begin

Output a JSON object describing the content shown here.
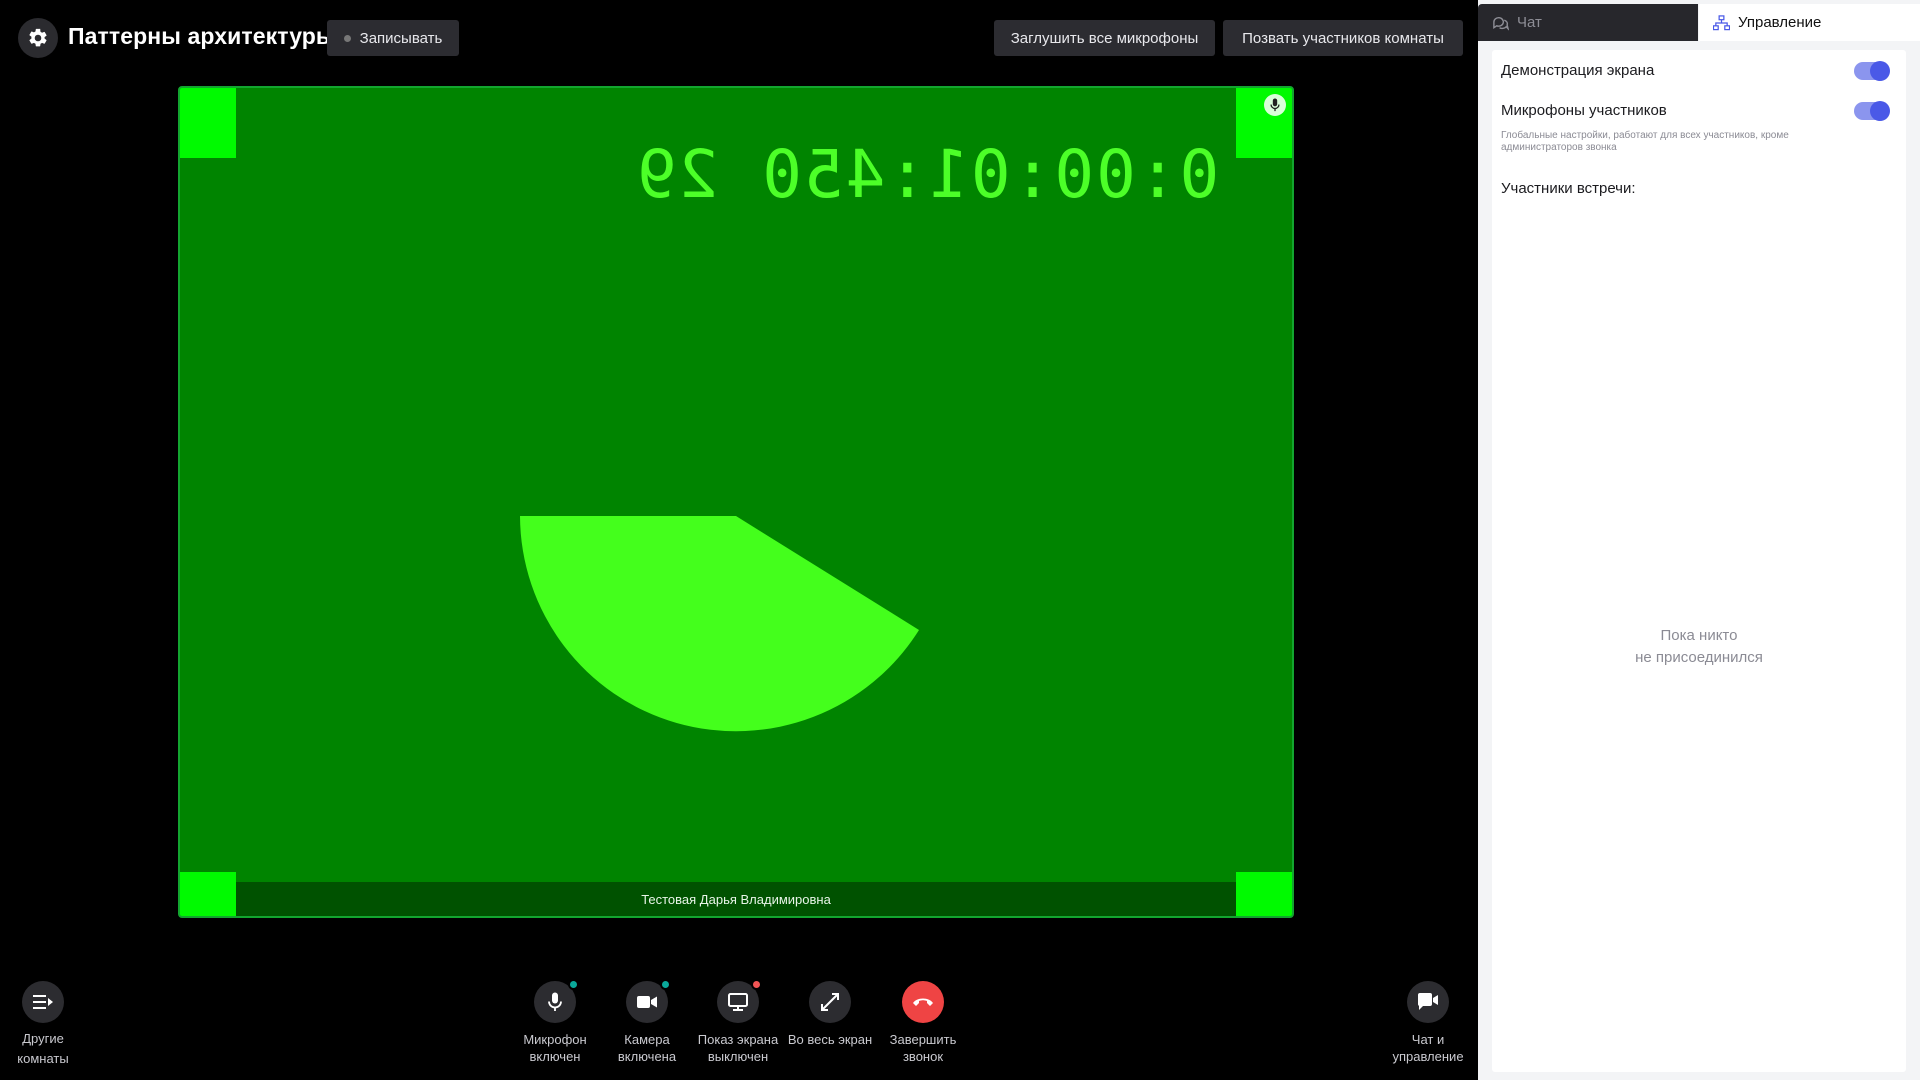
{
  "header": {
    "title": "Паттерны архитектуры",
    "record_label": "Записывать",
    "mute_all_label": "Заглушить все микрофоны",
    "invite_label": "Позвать участников комнаты",
    "settings_icon": "gear-icon"
  },
  "video": {
    "timer_text": "0:00:01:450 29",
    "participant_name": "Тестовая Дарья Владимировна",
    "background_color": "#008400",
    "shape_color": "#44ff1c",
    "corner_color": "#00fa00"
  },
  "controls": {
    "other_rooms_label": "Другие комнаты",
    "mic_label": "Микрофон включен",
    "camera_label": "Камера включена",
    "screen_label": "Показ экрана выключен",
    "fullscreen_label": "Во весь экран",
    "end_call_label": "Завершить звонок",
    "chat_manage_label": "Чат и управление",
    "status_on_color": "#0aa89a",
    "status_off_color": "#f05454",
    "end_call_color": "#ef4444"
  },
  "panel": {
    "tabs": [
      {
        "label": "Чат",
        "icon": "chat-icon",
        "active": false
      },
      {
        "label": "Управление",
        "icon": "hierarchy-icon",
        "active": true
      }
    ],
    "settings": [
      {
        "label": "Демонстрация экрана",
        "enabled": true
      },
      {
        "label": "Микрофоны участников",
        "enabled": true
      }
    ],
    "hint": "Глобальные настройки, работают для всех участников, кроме администраторов звонка",
    "participants_label": "Участники встречи:",
    "empty_line1": "Пока никто",
    "empty_line2": "не присоединился",
    "accent_color": "#4a59e7"
  }
}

end

Leave out the pictures and repeat everything else in the records exactly.

Output a JSON object describing the content shown here.
{
  "header": {
    "title": "Паттерны архитектуры",
    "record_label": "Записывать",
    "mute_all_label": "Заглушить все микрофоны",
    "invite_label": "Позвать участников комнаты",
    "settings_icon": "gear-icon"
  },
  "video": {
    "timer_text": "0:00:01:450 29",
    "participant_name": "Тестовая Дарья Владимировна",
    "background_color": "#008400",
    "shape_color": "#44ff1c",
    "corner_color": "#00fa00"
  },
  "controls": {
    "other_rooms_label": "Другие комнаты",
    "mic_label": "Микрофон включен",
    "camera_label": "Камера включена",
    "screen_label": "Показ экрана выключен",
    "fullscreen_label": "Во весь экран",
    "end_call_label": "Завершить звонок",
    "chat_manage_label": "Чат и управление",
    "status_on_color": "#0aa89a",
    "status_off_color": "#f05454",
    "end_call_color": "#ef4444"
  },
  "panel": {
    "tabs": [
      {
        "label": "Чат",
        "icon": "chat-icon",
        "active": false
      },
      {
        "label": "Управление",
        "icon": "hierarchy-icon",
        "active": true
      }
    ],
    "settings": [
      {
        "label": "Демонстрация экрана",
        "enabled": true
      },
      {
        "label": "Микрофоны участников",
        "enabled": true
      }
    ],
    "hint": "Глобальные настройки, работают для всех участников, кроме администраторов звонка",
    "participants_label": "Участники встречи:",
    "empty_line1": "Пока никто",
    "empty_line2": "не присоединился",
    "accent_color": "#4a59e7"
  }
}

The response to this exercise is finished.